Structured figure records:
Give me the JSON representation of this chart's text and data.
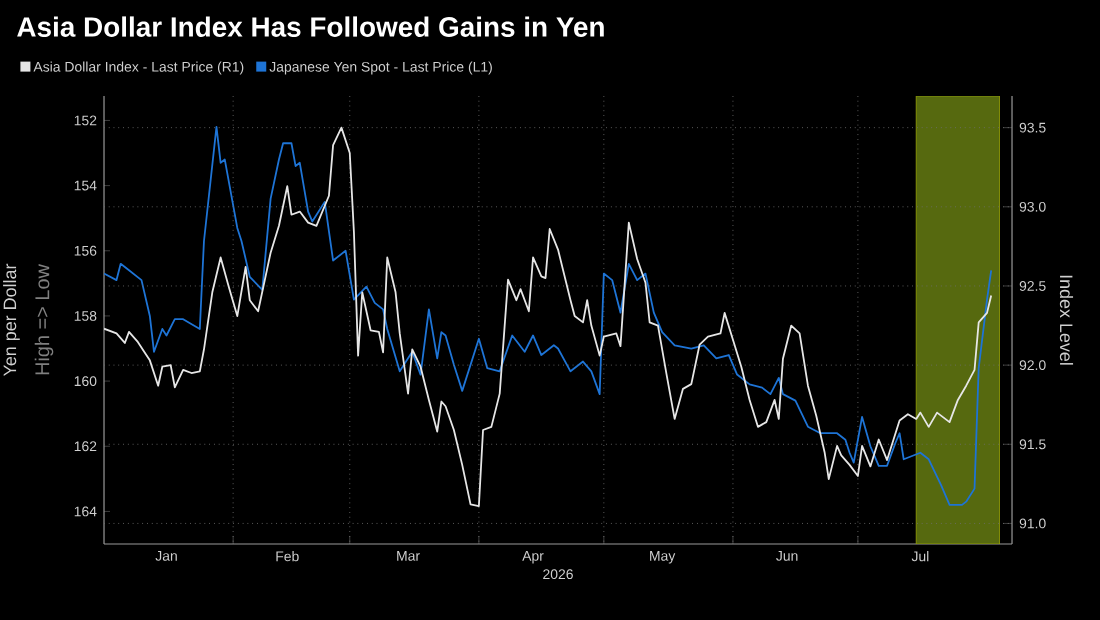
{
  "chart_data": {
    "type": "line",
    "title": "Asia Dollar Index Has Followed Gains in Yen",
    "xlabel": "2026",
    "ylabel": "Yen per Dollar",
    "y2label": "Index Level",
    "annotations": [
      "High => Low"
    ],
    "xlim": [
      "2026-01-01",
      "2026-08-07"
    ],
    "xticks": [
      {
        "value": "2026-01-16",
        "label": "Jan"
      },
      {
        "value": "2026-02-14",
        "label": "Feb"
      },
      {
        "value": "2026-03-15",
        "label": "Mar"
      },
      {
        "value": "2026-04-14",
        "label": "Apr"
      },
      {
        "value": "2026-05-15",
        "label": "May"
      },
      {
        "value": "2026-06-14",
        "label": "Jun"
      },
      {
        "value": "2026-07-16",
        "label": "Jul"
      },
      {
        "value": "2026-02-01",
        "label": null
      },
      {
        "value": "2026-03-01",
        "label": null
      },
      {
        "value": "2026-04-01",
        "label": null
      },
      {
        "value": "2026-05-01",
        "label": null
      },
      {
        "value": "2026-06-01",
        "label": null
      },
      {
        "value": "2026-07-01",
        "label": null
      },
      {
        "value": "2026-08-01",
        "label": null
      }
    ],
    "ylim": [
      165,
      151.25
    ],
    "yticks": [
      152,
      154,
      156,
      158,
      160,
      162,
      164
    ],
    "y2lim": [
      90.87,
      93.7
    ],
    "y2ticks": [
      {
        "value": 91,
        "label": "91.0"
      },
      {
        "value": 91.5,
        "label": "91.5"
      },
      {
        "value": 92,
        "label": "92.0"
      },
      {
        "value": 92.5,
        "label": "92.5"
      },
      {
        "value": 93,
        "label": "93.0"
      },
      {
        "value": 93.5,
        "label": "93.5"
      }
    ],
    "grid": true,
    "legend": "top left",
    "bands": [
      {
        "axis": "x",
        "from": "2026-07-15",
        "to": "2026-08-04",
        "color": "#56690f"
      }
    ],
    "series": [
      {
        "name": "Asia Dollar Index - Last Price (R1)",
        "color": "#e6e6e6",
        "axis": "y2",
        "x": [
          "2026-01-01",
          "2026-01-04",
          "2026-01-06",
          "2026-01-07",
          "2026-01-09",
          "2026-01-11",
          "2026-01-12",
          "2026-01-14",
          "2026-01-15",
          "2026-01-17",
          "2026-01-18",
          "2026-01-20",
          "2026-01-22",
          "2026-01-24",
          "2026-01-25",
          "2026-01-27",
          "2026-01-29",
          "2026-01-31",
          "2026-02-02",
          "2026-02-04",
          "2026-02-05",
          "2026-02-07",
          "2026-02-10",
          "2026-02-12",
          "2026-02-14",
          "2026-02-15",
          "2026-02-17",
          "2026-02-19",
          "2026-02-21",
          "2026-02-24",
          "2026-02-25",
          "2026-02-27",
          "2026-03-01",
          "2026-03-02",
          "2026-03-03",
          "2026-03-04",
          "2026-03-06",
          "2026-03-08",
          "2026-03-09",
          "2026-03-10",
          "2026-03-12",
          "2026-03-13",
          "2026-03-15",
          "2026-03-16",
          "2026-03-18",
          "2026-03-20",
          "2026-03-22",
          "2026-03-23",
          "2026-03-24",
          "2026-03-26",
          "2026-03-28",
          "2026-03-30",
          "2026-04-01",
          "2026-04-02",
          "2026-04-04",
          "2026-04-06",
          "2026-04-08",
          "2026-04-10",
          "2026-04-11",
          "2026-04-13",
          "2026-04-14",
          "2026-04-16",
          "2026-04-17",
          "2026-04-18",
          "2026-04-20",
          "2026-04-23",
          "2026-04-24",
          "2026-04-26",
          "2026-04-27",
          "2026-04-28",
          "2026-04-30",
          "2026-05-01",
          "2026-05-04",
          "2026-05-05",
          "2026-05-07",
          "2026-05-09",
          "2026-05-11",
          "2026-05-12",
          "2026-05-14",
          "2026-05-16",
          "2026-05-18",
          "2026-05-20",
          "2026-05-22",
          "2026-05-24",
          "2026-05-26",
          "2026-05-29",
          "2026-05-30",
          "2026-06-01",
          "2026-06-03",
          "2026-06-05",
          "2026-06-07",
          "2026-06-09",
          "2026-06-11",
          "2026-06-12",
          "2026-06-13",
          "2026-06-15",
          "2026-06-17",
          "2026-06-19",
          "2026-06-21",
          "2026-06-23",
          "2026-06-24",
          "2026-06-26",
          "2026-06-27",
          "2026-06-29",
          "2026-07-01",
          "2026-07-02",
          "2026-07-04",
          "2026-07-06",
          "2026-07-08",
          "2026-07-11",
          "2026-07-13",
          "2026-07-15",
          "2026-07-16",
          "2026-07-18",
          "2026-07-20",
          "2026-07-23",
          "2026-07-25",
          "2026-07-27",
          "2026-07-29",
          "2026-07-30",
          "2026-08-01",
          "2026-08-02"
        ],
        "values": [
          92.23,
          92.2,
          92.14,
          92.21,
          92.15,
          92.07,
          92.03,
          91.87,
          91.99,
          92.0,
          91.86,
          91.97,
          91.95,
          91.96,
          92.1,
          92.46,
          92.68,
          92.49,
          92.31,
          92.62,
          92.41,
          92.34,
          92.71,
          92.88,
          93.13,
          92.95,
          92.97,
          92.9,
          92.88,
          93.07,
          93.39,
          93.5,
          93.34,
          92.84,
          92.06,
          92.46,
          92.22,
          92.21,
          92.08,
          92.68,
          92.46,
          92.2,
          91.82,
          92.1,
          91.99,
          91.78,
          91.58,
          91.77,
          91.74,
          91.59,
          91.37,
          91.12,
          91.11,
          91.59,
          91.61,
          91.82,
          92.54,
          92.41,
          92.48,
          92.34,
          92.68,
          92.56,
          92.55,
          92.86,
          92.73,
          92.41,
          92.31,
          92.27,
          92.41,
          92.25,
          92.06,
          92.18,
          92.2,
          92.12,
          92.9,
          92.67,
          92.52,
          92.27,
          92.25,
          91.95,
          91.66,
          91.85,
          91.88,
          92.13,
          92.18,
          92.2,
          92.33,
          92.16,
          91.99,
          91.78,
          91.61,
          91.64,
          91.78,
          91.66,
          92.04,
          92.25,
          92.2,
          91.87,
          91.68,
          91.45,
          91.28,
          91.49,
          91.43,
          91.37,
          91.3,
          91.49,
          91.36,
          91.53,
          91.4,
          91.65,
          91.69,
          91.66,
          91.7,
          91.61,
          91.7,
          91.64,
          91.78,
          91.87,
          91.97,
          92.27,
          92.33,
          92.44
        ]
      },
      {
        "name": "Japanese Yen Spot - Last Price (L1)",
        "color": "#1e74d6",
        "x": [
          "2026-01-01",
          "2026-01-04",
          "2026-01-05",
          "2026-01-07",
          "2026-01-10",
          "2026-01-12",
          "2026-01-13",
          "2026-01-15",
          "2026-01-16",
          "2026-01-18",
          "2026-01-20",
          "2026-01-24",
          "2026-01-25",
          "2026-01-28",
          "2026-01-29",
          "2026-01-30",
          "2026-02-02",
          "2026-02-03",
          "2026-02-05",
          "2026-02-08",
          "2026-02-10",
          "2026-02-12",
          "2026-02-13",
          "2026-02-15",
          "2026-02-16",
          "2026-02-17",
          "2026-02-19",
          "2026-02-20",
          "2026-02-23",
          "2026-02-25",
          "2026-02-28",
          "2026-03-02",
          "2026-03-05",
          "2026-03-07",
          "2026-03-09",
          "2026-03-10",
          "2026-03-13",
          "2026-03-16",
          "2026-03-18",
          "2026-03-20",
          "2026-03-22",
          "2026-03-23",
          "2026-03-24",
          "2026-03-26",
          "2026-03-28",
          "2026-04-01",
          "2026-04-03",
          "2026-04-06",
          "2026-04-09",
          "2026-04-12",
          "2026-04-14",
          "2026-04-16",
          "2026-04-19",
          "2026-04-20",
          "2026-04-23",
          "2026-04-26",
          "2026-04-28",
          "2026-04-30",
          "2026-05-01",
          "2026-05-03",
          "2026-05-05",
          "2026-05-07",
          "2026-05-09",
          "2026-05-11",
          "2026-05-13",
          "2026-05-15",
          "2026-05-18",
          "2026-05-22",
          "2026-05-25",
          "2026-05-28",
          "2026-05-31",
          "2026-06-02",
          "2026-06-05",
          "2026-06-08",
          "2026-06-10",
          "2026-06-12",
          "2026-06-13",
          "2026-06-16",
          "2026-06-19",
          "2026-06-22",
          "2026-06-26",
          "2026-06-28",
          "2026-06-29",
          "2026-06-30",
          "2026-07-02",
          "2026-07-04",
          "2026-07-06",
          "2026-07-08",
          "2026-07-10",
          "2026-07-11",
          "2026-07-12",
          "2026-07-16",
          "2026-07-18",
          "2026-07-21",
          "2026-07-23",
          "2026-07-26",
          "2026-07-27",
          "2026-07-29",
          "2026-07-30",
          "2026-08-01",
          "2026-08-02"
        ],
        "values": [
          156.7,
          156.9,
          156.4,
          156.6,
          156.9,
          158.0,
          159.1,
          158.4,
          158.6,
          158.1,
          158.1,
          158.4,
          155.7,
          152.2,
          153.3,
          153.2,
          155.3,
          155.7,
          156.8,
          157.2,
          154.4,
          153.2,
          152.7,
          152.7,
          153.4,
          153.3,
          154.8,
          155.1,
          154.5,
          156.3,
          156.0,
          157.5,
          157.1,
          157.6,
          157.8,
          158.4,
          159.7,
          159.1,
          159.8,
          157.8,
          159.3,
          158.5,
          158.6,
          159.5,
          160.3,
          158.7,
          159.6,
          159.7,
          158.6,
          159.1,
          158.6,
          159.2,
          158.9,
          159.0,
          159.7,
          159.4,
          159.7,
          160.4,
          156.7,
          156.9,
          157.9,
          156.4,
          156.9,
          156.7,
          157.9,
          158.5,
          158.9,
          159.0,
          158.9,
          159.3,
          159.2,
          159.8,
          160.1,
          160.2,
          160.4,
          159.9,
          160.4,
          160.6,
          161.4,
          161.6,
          161.6,
          161.8,
          162.2,
          162.5,
          161.1,
          162.0,
          162.6,
          162.6,
          161.9,
          161.6,
          162.4,
          162.2,
          162.4,
          163.2,
          163.8,
          163.8,
          163.7,
          163.3,
          159.6,
          157.5,
          156.6
        ]
      }
    ]
  }
}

→ WORK TO DO
Search the data for "color" and list every line in which it occurs.

→ ANSWER TO THE TASK
        "color": "#56690f"
        "color": "#e6e6e6",
        "color": "#1e74d6",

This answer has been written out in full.